• **Problem**: Below are records to be output exactly, every one of them.

Records that describe figures:
:::::

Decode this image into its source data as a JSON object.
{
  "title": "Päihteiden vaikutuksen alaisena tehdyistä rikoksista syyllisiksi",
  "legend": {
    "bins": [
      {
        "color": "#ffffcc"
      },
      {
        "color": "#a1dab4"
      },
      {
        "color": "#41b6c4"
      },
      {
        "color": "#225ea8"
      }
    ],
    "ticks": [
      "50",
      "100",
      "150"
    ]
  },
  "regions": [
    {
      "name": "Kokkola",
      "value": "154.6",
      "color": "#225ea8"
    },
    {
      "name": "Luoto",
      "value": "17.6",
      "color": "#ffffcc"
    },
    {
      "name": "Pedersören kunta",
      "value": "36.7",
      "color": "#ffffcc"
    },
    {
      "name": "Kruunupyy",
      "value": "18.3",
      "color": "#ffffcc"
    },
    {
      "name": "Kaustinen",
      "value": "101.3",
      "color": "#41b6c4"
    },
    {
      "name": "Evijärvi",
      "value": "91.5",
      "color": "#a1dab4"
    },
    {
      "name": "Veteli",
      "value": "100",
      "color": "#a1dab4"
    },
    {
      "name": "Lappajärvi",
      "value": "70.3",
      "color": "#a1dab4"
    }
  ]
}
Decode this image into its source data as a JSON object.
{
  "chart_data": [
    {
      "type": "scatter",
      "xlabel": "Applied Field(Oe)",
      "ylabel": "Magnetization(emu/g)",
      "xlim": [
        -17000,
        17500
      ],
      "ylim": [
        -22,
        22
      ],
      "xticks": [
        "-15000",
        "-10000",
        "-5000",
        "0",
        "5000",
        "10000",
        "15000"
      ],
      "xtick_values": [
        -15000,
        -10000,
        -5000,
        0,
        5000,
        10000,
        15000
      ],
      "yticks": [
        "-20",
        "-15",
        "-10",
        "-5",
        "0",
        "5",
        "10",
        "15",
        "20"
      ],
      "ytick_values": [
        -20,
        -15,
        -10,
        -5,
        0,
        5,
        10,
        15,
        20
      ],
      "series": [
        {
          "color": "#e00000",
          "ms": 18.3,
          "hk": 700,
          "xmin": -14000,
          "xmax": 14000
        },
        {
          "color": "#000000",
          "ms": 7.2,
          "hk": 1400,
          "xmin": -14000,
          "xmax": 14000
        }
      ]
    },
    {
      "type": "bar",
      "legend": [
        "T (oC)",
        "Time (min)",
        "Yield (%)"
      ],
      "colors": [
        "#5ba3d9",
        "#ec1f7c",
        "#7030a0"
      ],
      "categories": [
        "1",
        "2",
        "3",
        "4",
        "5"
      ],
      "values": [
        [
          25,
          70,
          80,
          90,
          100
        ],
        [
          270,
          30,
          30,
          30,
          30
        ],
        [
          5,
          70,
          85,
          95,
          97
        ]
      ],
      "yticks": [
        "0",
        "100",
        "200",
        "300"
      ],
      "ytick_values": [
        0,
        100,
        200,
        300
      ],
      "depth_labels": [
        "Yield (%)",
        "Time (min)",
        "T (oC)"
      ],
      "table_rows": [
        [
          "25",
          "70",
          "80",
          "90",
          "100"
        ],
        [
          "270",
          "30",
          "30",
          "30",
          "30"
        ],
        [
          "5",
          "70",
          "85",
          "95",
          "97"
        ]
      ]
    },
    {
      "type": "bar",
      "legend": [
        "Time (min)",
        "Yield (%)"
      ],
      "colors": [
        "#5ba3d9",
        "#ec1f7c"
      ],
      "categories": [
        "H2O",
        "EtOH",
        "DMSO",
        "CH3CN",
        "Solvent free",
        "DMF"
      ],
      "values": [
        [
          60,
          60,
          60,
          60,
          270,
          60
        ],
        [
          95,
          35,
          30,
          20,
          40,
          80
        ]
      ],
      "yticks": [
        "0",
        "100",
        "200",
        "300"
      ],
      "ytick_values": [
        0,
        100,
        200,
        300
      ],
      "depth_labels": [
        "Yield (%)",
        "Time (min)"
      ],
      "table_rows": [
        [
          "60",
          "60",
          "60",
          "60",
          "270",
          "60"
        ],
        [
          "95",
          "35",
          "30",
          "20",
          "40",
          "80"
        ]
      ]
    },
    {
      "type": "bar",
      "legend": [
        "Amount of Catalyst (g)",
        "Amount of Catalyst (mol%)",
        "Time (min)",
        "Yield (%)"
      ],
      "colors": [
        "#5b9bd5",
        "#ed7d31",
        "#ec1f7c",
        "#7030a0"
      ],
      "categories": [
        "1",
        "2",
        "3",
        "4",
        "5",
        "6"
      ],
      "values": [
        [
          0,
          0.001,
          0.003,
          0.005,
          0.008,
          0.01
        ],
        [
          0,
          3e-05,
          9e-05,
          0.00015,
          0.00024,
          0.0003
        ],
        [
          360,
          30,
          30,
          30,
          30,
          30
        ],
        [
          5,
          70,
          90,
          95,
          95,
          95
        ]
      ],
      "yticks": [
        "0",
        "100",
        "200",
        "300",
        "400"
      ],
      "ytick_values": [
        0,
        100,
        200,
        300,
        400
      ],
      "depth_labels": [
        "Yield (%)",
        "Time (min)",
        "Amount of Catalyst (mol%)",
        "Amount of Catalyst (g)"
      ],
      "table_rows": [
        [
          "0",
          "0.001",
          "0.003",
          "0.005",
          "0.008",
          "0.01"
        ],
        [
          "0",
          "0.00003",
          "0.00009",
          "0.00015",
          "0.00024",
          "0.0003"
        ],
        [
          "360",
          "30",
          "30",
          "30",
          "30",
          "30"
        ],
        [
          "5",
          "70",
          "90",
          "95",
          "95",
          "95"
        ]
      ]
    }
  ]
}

:::::

• **Expected answer**:
Decode this image into its source data as a JSON object.
{
  "title": "Päihteiden vaikutuksen alaisena tehdyistä rikoksista syyllisiksi",
  "legend": {
    "bins": [
      {
        "color": "#ffffcc"
      },
      {
        "color": "#a1dab4"
      },
      {
        "color": "#41b6c4"
      },
      {
        "color": "#225ea8"
      }
    ],
    "ticks": [
      "50",
      "100",
      "150"
    ]
  },
  "regions": [
    {
      "name": "Kokkola",
      "value": "154.6",
      "color": "#225ea8"
    },
    {
      "name": "Luoto",
      "value": "17.6",
      "color": "#ffffcc"
    },
    {
      "name": "Pedersören kunta",
      "value": "36.7",
      "color": "#ffffcc"
    },
    {
      "name": "Kruunupyy",
      "value": "18.3",
      "color": "#ffffcc"
    },
    {
      "name": "Kaustinen",
      "value": "101.3",
      "color": "#41b6c4"
    },
    {
      "name": "Evijärvi",
      "value": "91.5",
      "color": "#a1dab4"
    },
    {
      "name": "Veteli",
      "value": "100",
      "color": "#a1dab4"
    },
    {
      "name": "Lappajärvi",
      "value": "70.3",
      "color": "#a1dab4"
    }
  ]
}
Decode this image into its source data as a JSON object.
{
  "chart_data": [
    {
      "type": "scatter",
      "xlabel": "Applied Field(Oe)",
      "ylabel": "Magnetization(emu/g)",
      "xlim": [
        -17000,
        17500
      ],
      "ylim": [
        -22,
        22
      ],
      "xticks": [
        "-15000",
        "-10000",
        "-5000",
        "0",
        "5000",
        "10000",
        "15000"
      ],
      "xtick_values": [
        -15000,
        -10000,
        -5000,
        0,
        5000,
        10000,
        15000
      ],
      "yticks": [
        "-20",
        "-15",
        "-10",
        "-5",
        "0",
        "5",
        "10",
        "15",
        "20"
      ],
      "ytick_values": [
        -20,
        -15,
        -10,
        -5,
        0,
        5,
        10,
        15,
        20
      ],
      "series": [
        {
          "color": "#e00000",
          "ms": 18.3,
          "hk": 700,
          "xmin": -14000,
          "xmax": 14000
        },
        {
          "color": "#000000",
          "ms": 7.2,
          "hk": 1400,
          "xmin": -14000,
          "xmax": 14000
        }
      ]
    },
    {
      "type": "bar",
      "legend": [
        "T (oC)",
        "Time (min)",
        "Yield (%)"
      ],
      "colors": [
        "#5ba3d9",
        "#ec1f7c",
        "#7030a0"
      ],
      "categories": [
        "1",
        "2",
        "3",
        "4",
        "5"
      ],
      "values": [
        [
          25,
          70,
          80,
          90,
          100
        ],
        [
          270,
          30,
          30,
          30,
          30
        ],
        [
          5,
          70,
          85,
          95,
          97
        ]
      ],
      "yticks": [
        "0",
        "100",
        "200",
        "300"
      ],
      "ytick_values": [
        0,
        100,
        200,
        300
      ],
      "depth_labels": [
        "Yield (%)",
        "Time (min)",
        "T (oC)"
      ],
      "table_rows": [
        [
          "25",
          "70",
          "80",
          "90",
          "100"
        ],
        [
          "270",
          "30",
          "30",
          "30",
          "30"
        ],
        [
          "5",
          "70",
          "85",
          "95",
          "97"
        ]
      ]
    },
    {
      "type": "bar",
      "legend": [
        "Time (min)",
        "Yield (%)"
      ],
      "colors": [
        "#5ba3d9",
        "#ec1f7c"
      ],
      "categories": [
        "H2O",
        "EtOH",
        "DMSO",
        "CH3CN",
        "Solvent free",
        "DMF"
      ],
      "values": [
        [
          60,
          60,
          60,
          60,
          270,
          60
        ],
        [
          95,
          35,
          30,
          20,
          40,
          80
        ]
      ],
      "yticks": [
        "0",
        "100",
        "200",
        "300"
      ],
      "ytick_values": [
        0,
        100,
        200,
        300
      ],
      "depth_labels": [
        "Yield (%)",
        "Time (min)"
      ],
      "table_rows": [
        [
          "60",
          "60",
          "60",
          "60",
          "270",
          "60"
        ],
        [
          "95",
          "35",
          "30",
          "20",
          "40",
          "80"
        ]
      ]
    },
    {
      "type": "bar",
      "legend": [
        "Amount of Catalyst (g)",
        "Amount of Catalyst (mol%)",
        "Time (min)",
        "Yield (%)"
      ],
      "colors": [
        "#5b9bd5",
        "#ed7d31",
        "#ec1f7c",
        "#7030a0"
      ],
      "categories": [
        "1",
        "2",
        "3",
        "4",
        "5",
        "6"
      ],
      "values": [
        [
          0,
          0.001,
          0.003,
          0.005,
          0.008,
          0.01
        ],
        [
          0,
          3e-05,
          9e-05,
          0.00015,
          0.00024,
          0.0003
        ],
        [
          360,
          30,
          30,
          30,
          30,
          30
        ],
        [
          5,
          70,
          90,
          95,
          95,
          95
        ]
      ],
      "yticks": [
        "0",
        "100",
        "200",
        "300",
        "400"
      ],
      "ytick_values": [
        0,
        100,
        200,
        300,
        400
      ],
      "depth_labels": [
        "Yield (%)",
        "Time (min)",
        "Amount of Catalyst (mol%)",
        "Amount of Catalyst (g)"
      ],
      "table_rows": [
        [
          "0",
          "0.001",
          "0.003",
          "0.005",
          "0.008",
          "0.01"
        ],
        [
          "0",
          "0.00003",
          "0.00009",
          "0.00015",
          "0.00024",
          "0.0003"
        ],
        [
          "360",
          "30",
          "30",
          "30",
          "30",
          "30"
        ],
        [
          "5",
          "70",
          "90",
          "95",
          "95",
          "95"
        ]
      ]
    }
  ]
}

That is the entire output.